== Task instructions ==
Whenever a line below holds the word "Vitamin", copy that line.
** START **
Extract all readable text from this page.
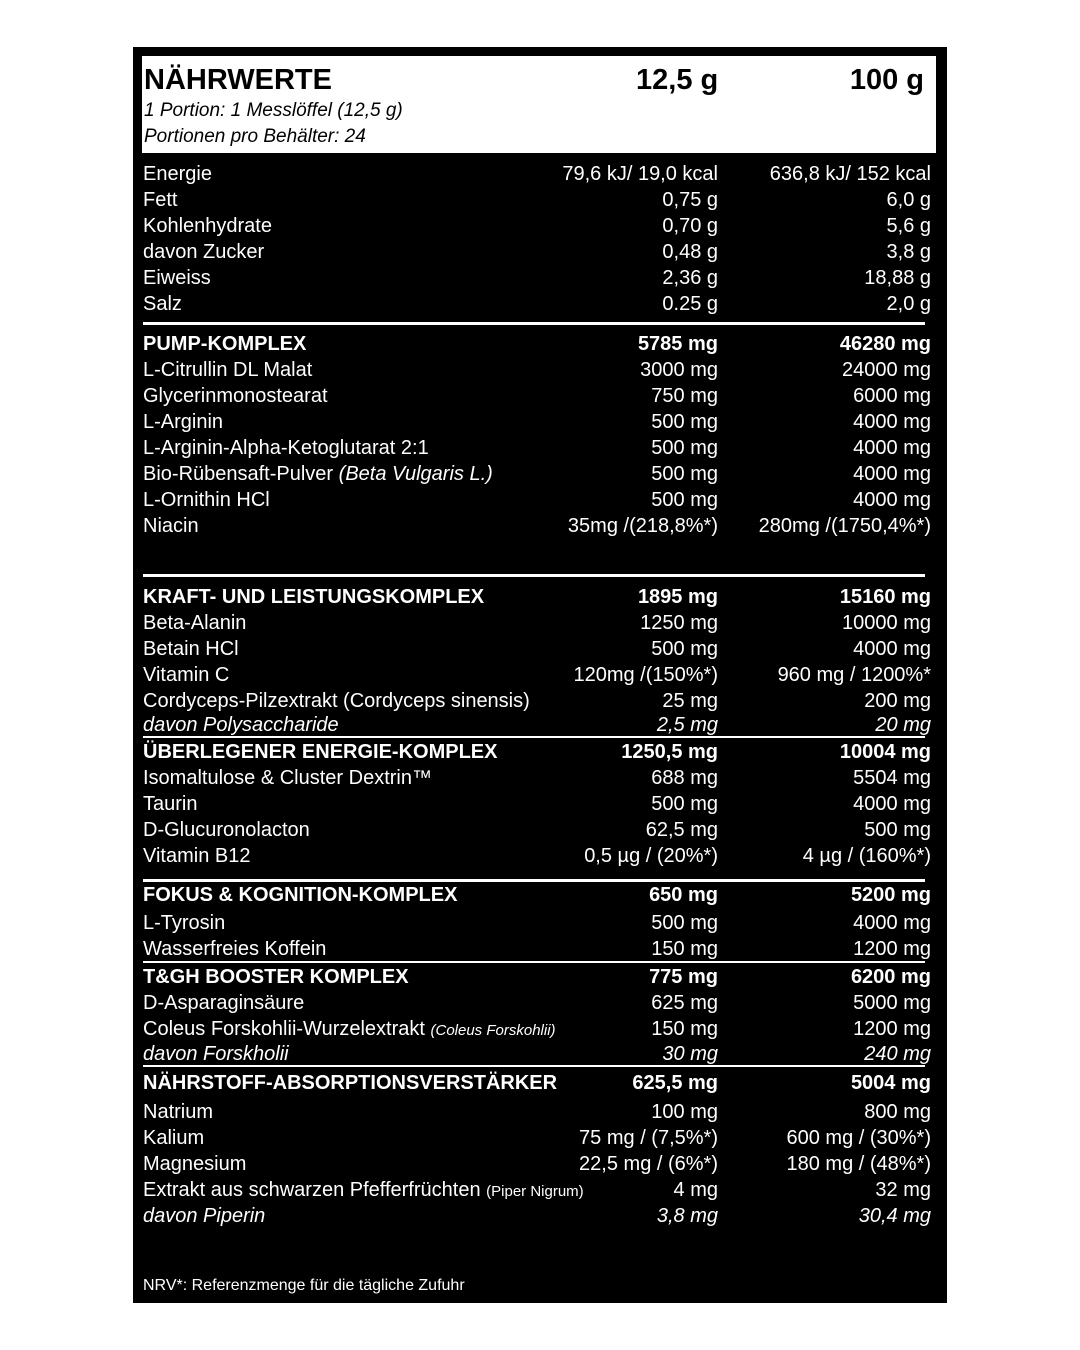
NÄHRWERTE	12,5 g	100 g
1 Portion: 1 Messlöffel (12,5 g)
Portionen pro Behälter: 24
Energie	79,6 kJ/ 19,0 kcal	636,8 kJ/ 152 kcal
Fett	0,75 g	6,0 g
Kohlenhydrate	0,70 g	5,6 g
davon Zucker	0,48 g	3,8 g
Eiweiss	2,36 g	18,88 g
Salz	0.25 g	2,0 g
PUMP-KOMPLEX	5785 mg	46280 mg
L-Citrullin DL Malat	3000 mg	24000 mg
Glycerinmonostearat	750 mg	6000 mg
L-Arginin	500 mg	4000 mg
L-Arginin-Alpha-Ketoglutarat 2:1	500 mg	4000 mg
Bio-Rübensaft-Pulver (Beta Vulgaris L.)	500 mg	4000 mg
L-Ornithin HCl	500 mg	4000 mg
Niacin	35mg /(218,8%*) 280mg /(1750,4%*)
KRAFT- UND LEISTUNGSKOMPLEX	1895 mg	15160 mg
Beta-Alanin	1250 mg	10000 mg
Betain HCl	500 mg	4000 mg
Vitamin C	120mg /(150%*)	960 mg / 1200%*
Cordyceps-Pilzextrakt (Cordyceps sinensis)	25 mg	200 mg
davon Polysaccharide	2,5 mg	20 mg
ÜBERLEGENER ENERGIE-KOMPLEX	1250,5 mg	10004 mg
Isomaltulose & Cluster Dextrin™	688 mg	5504 mg
Taurin	500 mg	4000 mg
D-Glucuronolacton	62,5 mg	500 mg
Vitamin B12	0,5 µg / (20%*)	4 µg / (160%*)
FOKUS & KOGNITION-KOMPLEX	650 mg	5200 mg
L-Tyrosin	500 mg	4000 mg
Wasserfreies Koffein	150 mg	1200 mg
T&GH BOOSTER KOMPLEX	775 mg	6200 mg
D-Asparaginsäure	625 mg	5000 mg
Coleus Forskohlii-Wurzelextrakt (Coleus Forskohlii)	150 mg	1200 mg
davon Forskholii	30 mg	240 mg
NÄHRSTOFF-ABSORPTIONSVERSTÄRKER	625,5 mg	5004 mg
Natrium	100 mg	800 mg
Kalium	75 mg / (7,5%*)	600 mg / (30%*)
Magnesium	22,5 mg / (6%*)	180 mg / (48%*)
Extrakt aus schwarzen Pfefferfrüchten (Piper Nigrum)	4 mg	32 mg
davon Piperin	3,8 mg	30,4 mg
NRV*: Referenzmenge für die tägliche Zufuhr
** END **
== Worked solution ==
Vitamin C	120mg /(150%*)	960 mg / 1200%*
Vitamin B12	0,5 µg / (20%*)	4 µg / (160%*)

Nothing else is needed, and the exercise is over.